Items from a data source
— Start —

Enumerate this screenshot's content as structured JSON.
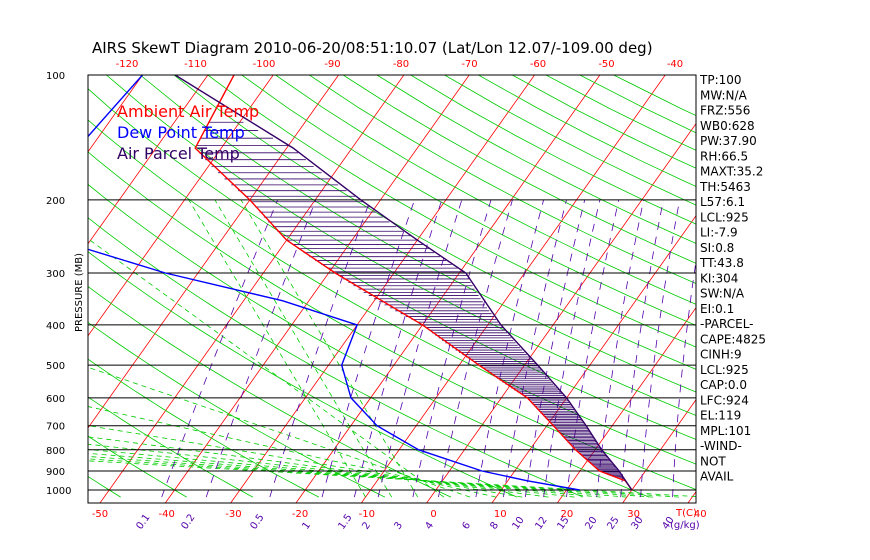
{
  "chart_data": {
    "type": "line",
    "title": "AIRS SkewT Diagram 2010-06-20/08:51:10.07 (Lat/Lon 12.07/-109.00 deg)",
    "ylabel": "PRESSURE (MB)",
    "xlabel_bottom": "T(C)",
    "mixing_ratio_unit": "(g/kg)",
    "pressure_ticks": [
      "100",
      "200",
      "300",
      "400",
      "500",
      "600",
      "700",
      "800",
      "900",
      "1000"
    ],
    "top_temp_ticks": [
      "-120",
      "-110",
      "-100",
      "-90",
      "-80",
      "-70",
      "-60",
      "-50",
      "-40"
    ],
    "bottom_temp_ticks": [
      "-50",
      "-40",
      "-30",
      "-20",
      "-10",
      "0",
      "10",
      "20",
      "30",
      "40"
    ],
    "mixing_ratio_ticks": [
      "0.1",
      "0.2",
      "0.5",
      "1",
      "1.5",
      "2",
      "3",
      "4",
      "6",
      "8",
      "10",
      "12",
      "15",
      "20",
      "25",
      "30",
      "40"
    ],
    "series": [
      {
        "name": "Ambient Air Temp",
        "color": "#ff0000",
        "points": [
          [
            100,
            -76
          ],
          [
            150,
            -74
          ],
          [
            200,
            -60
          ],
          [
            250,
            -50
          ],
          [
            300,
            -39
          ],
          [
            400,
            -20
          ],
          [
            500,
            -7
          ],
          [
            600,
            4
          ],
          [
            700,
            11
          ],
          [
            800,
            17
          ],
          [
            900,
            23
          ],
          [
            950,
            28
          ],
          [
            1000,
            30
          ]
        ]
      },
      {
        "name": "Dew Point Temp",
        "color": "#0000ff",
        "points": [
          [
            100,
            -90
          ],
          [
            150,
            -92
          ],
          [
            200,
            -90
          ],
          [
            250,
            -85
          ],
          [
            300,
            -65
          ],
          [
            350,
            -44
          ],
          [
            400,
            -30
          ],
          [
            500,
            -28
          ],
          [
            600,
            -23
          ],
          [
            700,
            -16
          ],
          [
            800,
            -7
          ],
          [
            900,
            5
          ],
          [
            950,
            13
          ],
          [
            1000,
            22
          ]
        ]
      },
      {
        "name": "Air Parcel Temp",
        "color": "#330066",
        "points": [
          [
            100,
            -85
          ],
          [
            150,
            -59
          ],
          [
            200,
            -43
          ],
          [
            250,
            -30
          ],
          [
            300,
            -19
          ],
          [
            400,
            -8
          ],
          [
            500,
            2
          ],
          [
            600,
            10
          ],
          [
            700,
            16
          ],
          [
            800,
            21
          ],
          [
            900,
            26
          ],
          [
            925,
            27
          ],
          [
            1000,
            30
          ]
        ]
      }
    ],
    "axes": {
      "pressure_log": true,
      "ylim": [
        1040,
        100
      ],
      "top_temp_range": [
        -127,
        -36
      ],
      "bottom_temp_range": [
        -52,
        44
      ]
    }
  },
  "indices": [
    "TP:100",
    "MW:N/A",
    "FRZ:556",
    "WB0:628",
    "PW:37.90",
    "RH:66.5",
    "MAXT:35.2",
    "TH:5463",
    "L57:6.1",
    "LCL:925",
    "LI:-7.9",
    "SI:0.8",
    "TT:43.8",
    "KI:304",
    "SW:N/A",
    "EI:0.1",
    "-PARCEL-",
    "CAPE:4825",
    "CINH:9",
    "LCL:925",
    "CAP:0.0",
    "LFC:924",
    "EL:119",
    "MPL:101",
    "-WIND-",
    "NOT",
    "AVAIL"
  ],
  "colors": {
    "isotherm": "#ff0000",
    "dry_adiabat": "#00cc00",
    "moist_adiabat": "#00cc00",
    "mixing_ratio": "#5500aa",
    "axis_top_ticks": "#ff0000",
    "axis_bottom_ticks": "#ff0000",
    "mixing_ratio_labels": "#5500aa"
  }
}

— End —
— Start —

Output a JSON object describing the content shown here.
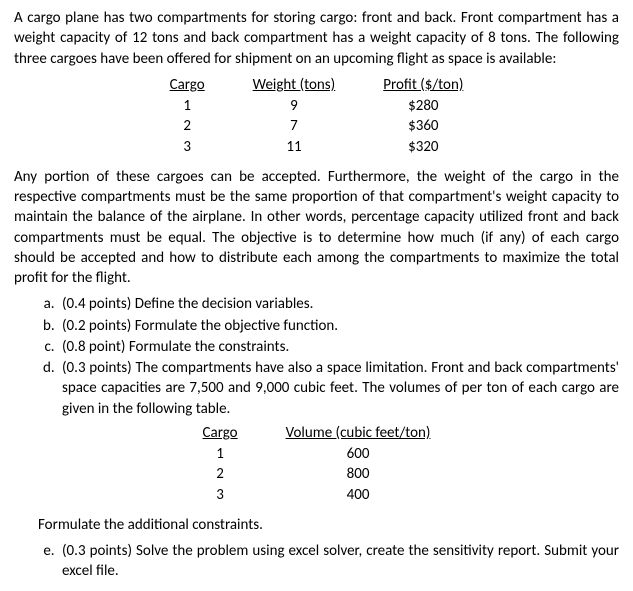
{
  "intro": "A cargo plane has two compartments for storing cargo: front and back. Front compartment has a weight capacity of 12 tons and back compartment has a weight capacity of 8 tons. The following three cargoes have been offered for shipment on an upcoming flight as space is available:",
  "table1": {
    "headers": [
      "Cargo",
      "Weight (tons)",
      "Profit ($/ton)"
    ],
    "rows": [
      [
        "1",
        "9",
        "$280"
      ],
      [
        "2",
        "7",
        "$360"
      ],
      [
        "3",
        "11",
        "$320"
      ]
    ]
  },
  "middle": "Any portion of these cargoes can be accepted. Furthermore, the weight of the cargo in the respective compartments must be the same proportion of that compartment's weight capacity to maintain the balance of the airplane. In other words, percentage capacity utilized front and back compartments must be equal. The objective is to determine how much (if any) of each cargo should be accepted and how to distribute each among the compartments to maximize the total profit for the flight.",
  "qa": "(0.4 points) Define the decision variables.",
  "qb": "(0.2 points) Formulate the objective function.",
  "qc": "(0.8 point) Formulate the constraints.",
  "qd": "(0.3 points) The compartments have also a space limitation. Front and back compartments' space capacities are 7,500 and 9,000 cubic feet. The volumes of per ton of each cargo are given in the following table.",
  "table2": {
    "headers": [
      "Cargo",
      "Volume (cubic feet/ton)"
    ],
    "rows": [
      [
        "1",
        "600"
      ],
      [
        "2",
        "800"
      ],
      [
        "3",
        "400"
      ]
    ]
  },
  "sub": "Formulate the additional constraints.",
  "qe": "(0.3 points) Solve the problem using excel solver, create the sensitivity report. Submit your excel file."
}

— End —
— Start —

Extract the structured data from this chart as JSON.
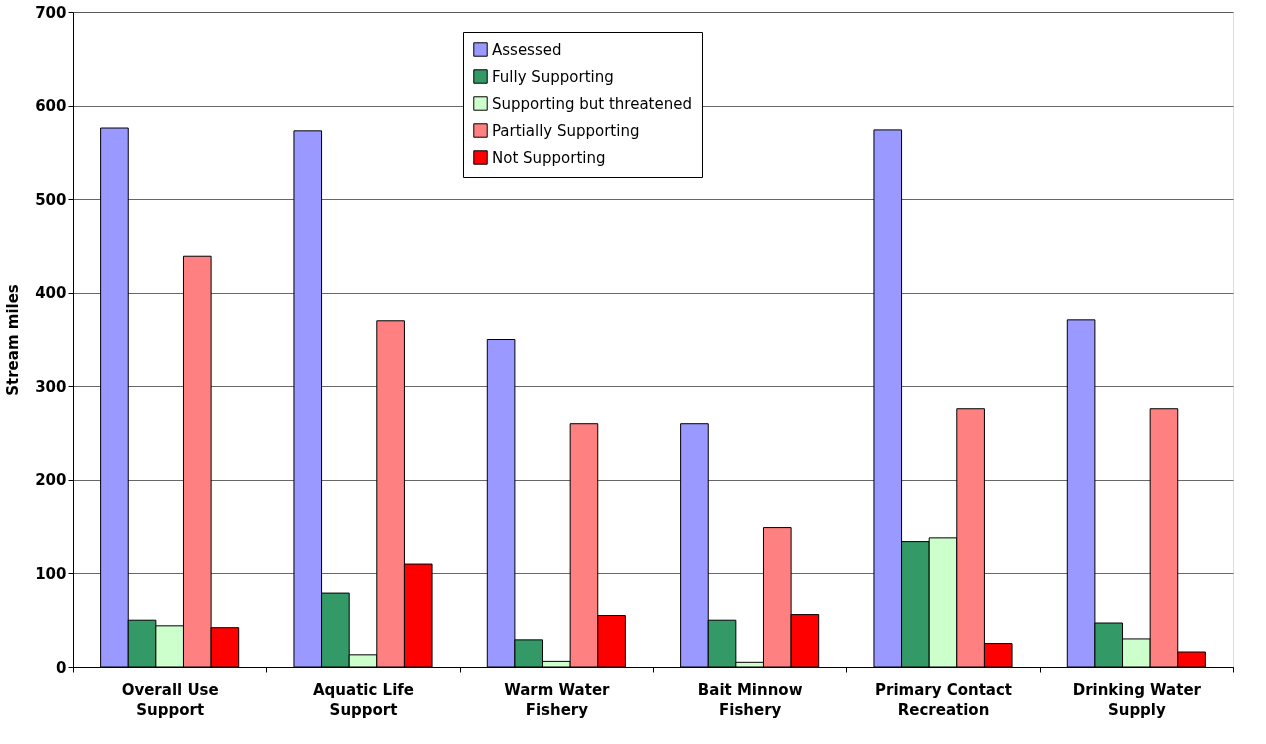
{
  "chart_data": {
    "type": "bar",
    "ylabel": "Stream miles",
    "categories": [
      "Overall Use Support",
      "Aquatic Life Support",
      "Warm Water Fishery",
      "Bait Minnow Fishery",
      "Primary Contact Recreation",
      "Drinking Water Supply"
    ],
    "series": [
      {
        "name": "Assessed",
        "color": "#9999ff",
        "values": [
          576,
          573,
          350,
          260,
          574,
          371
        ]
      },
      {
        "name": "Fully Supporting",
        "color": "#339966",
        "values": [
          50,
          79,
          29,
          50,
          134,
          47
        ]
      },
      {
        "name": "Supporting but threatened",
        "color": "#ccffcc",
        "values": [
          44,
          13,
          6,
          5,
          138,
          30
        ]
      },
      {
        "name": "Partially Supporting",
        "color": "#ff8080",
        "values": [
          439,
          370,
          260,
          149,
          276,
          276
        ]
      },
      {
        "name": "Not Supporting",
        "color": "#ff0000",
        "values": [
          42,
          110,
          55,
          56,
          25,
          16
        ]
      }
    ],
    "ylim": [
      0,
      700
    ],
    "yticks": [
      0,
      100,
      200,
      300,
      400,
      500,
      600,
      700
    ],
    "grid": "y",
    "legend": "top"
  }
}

— End —

Where does the word "constraints" appear in the listing? List each line that holds it.

→ **SOLUTION**:
  "qc": "(0.8 point) Formulate the constraints.",
  "sub": "Formulate the additional constraints.",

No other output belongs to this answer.